» **Instructions for the task**
Reproduce the passage on platform selection bias word for word, starting at the words "These true and" and ending after "reward such ideas.".

There is increasing awareness that social media can be bad for the mind—we use words like "addiction" and "distraction"—but we rarely discuss how social media can reshape the contents of the mind.
Specifically, we underestimate the implications of platform selection bias.
Consider the 280-character aphorism format, known as a "tweet" when broadcast to the Twitter network. The 280-character limit is one quantitative aspect of this format, but formats also have obscure qualitative aspects. For instance, Twitter tends to favor certain stylistic templates, based partially on what people desire and partially on what the algorithm wants for itself.
The main problem is not that people will overproduce what the platform rewards. This is a problem, but it's somewhat self-correcting.
The more serious problem is that authors on a platform will stop thinking thoughts unlikely to be rewarded by the platform. This problem is not self-correcting but self-effacing.
When the expected memetic traction of an idea is conditional on how the idea is formatted, we do not merely bend the outward expression of a new idea into advantageous formatting—as if we think purely first, and only later publish instrumentally and politically. Rather, we begin to pre-format thinking itself, and avoid thoughts that are difficult to format advantageously. We feel that we publish purely and freely, but only because we've installed the instrumental filter at a deeper, almost unconscious level.
Think of all the true or beautiful statements you would never post to Twitter.
Think of all the true or beautiful ideas you might post to your email list, but which you never get around to publishing because they just don't feel "valuable" enough for the newsletter format.
These true and beautiful ideas might be the kind of ideas that a Goethe or a Kierkegaard or an Emerson might accumulate over time and compile into an epic book. But today you are not creating or accumulating such ideas because your media channels do not reward such ideas.
If you count up all of the true or beautiful expressions that thinking beings are not sharing with other thinking beings today—which they would otherwise share given a different arrangement of media channels—you can start to build a picture of the total negative utility caused by platform selection bias.
These are the kinds of realizations that got me into Urbit. One reason I like Urbit is that there are no algorithmic selection effects. There will be algorithmic selection effects eventually, but what's unique about Urbit is that communities will engineer their own selection effects.
A community of writers and software developers could decide, together, what types of channels should exist, how they should be linked, and how content should be surfaced (or not surfaced). Now that money is becoming programmable on Urbit, intelligently designed community structures will begin to look more like startups.

Stored data entries:
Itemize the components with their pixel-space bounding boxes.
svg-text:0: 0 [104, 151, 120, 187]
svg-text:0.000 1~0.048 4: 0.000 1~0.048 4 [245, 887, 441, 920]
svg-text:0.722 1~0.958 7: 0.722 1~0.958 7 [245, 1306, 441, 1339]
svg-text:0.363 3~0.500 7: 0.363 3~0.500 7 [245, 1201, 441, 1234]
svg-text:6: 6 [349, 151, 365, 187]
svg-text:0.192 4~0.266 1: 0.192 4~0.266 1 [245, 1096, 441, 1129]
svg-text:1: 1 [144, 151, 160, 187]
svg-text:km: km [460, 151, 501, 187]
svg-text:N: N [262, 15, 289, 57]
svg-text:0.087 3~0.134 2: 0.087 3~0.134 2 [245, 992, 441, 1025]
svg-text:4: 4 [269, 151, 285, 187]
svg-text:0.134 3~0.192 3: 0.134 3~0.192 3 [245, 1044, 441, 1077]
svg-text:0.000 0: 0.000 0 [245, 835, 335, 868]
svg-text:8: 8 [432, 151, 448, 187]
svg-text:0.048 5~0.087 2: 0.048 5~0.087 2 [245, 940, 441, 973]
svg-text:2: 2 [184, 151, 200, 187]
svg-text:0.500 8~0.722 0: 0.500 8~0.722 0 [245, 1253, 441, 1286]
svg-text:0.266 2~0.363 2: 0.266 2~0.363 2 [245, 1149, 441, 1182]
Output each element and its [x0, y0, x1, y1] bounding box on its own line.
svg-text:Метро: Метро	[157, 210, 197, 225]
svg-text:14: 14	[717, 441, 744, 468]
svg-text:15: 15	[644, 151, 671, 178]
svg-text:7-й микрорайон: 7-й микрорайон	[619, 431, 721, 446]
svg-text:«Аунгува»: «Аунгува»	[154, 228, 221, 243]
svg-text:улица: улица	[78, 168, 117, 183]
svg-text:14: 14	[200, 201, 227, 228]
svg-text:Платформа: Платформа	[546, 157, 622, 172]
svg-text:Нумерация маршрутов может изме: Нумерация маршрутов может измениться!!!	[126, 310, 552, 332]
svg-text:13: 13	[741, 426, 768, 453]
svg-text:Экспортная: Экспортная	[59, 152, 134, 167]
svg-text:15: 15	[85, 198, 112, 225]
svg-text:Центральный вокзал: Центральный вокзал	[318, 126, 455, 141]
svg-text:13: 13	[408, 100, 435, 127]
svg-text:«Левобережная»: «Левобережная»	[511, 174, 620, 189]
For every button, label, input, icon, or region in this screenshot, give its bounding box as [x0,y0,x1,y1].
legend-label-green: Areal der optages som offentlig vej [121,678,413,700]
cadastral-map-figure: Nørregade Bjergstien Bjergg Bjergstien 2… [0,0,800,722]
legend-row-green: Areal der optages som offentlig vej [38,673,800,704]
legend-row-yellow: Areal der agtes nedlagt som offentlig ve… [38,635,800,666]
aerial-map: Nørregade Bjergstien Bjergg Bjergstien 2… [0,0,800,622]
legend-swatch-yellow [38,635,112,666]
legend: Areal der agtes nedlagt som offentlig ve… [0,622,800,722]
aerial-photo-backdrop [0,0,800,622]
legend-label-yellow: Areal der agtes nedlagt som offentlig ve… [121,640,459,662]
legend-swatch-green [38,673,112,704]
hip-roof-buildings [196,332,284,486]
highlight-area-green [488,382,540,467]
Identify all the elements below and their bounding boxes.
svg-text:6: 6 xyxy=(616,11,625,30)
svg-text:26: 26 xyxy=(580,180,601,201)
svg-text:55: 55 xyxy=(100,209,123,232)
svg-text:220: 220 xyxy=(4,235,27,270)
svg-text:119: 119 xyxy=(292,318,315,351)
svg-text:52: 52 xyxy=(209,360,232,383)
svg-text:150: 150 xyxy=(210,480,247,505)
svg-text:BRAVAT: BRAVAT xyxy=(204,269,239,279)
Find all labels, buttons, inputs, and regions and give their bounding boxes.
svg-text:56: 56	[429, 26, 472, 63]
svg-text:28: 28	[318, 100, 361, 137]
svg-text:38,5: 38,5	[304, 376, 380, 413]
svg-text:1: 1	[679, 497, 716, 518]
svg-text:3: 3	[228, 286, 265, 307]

» **Written solution**
These true and beautiful ideas might be the kind of ideas that a Goethe or a Kierkegaard or an Emerson might accumulate over time and compile into an epic book. But today you are not creating or accumulating such ideas because your media channels do not reward such ideas.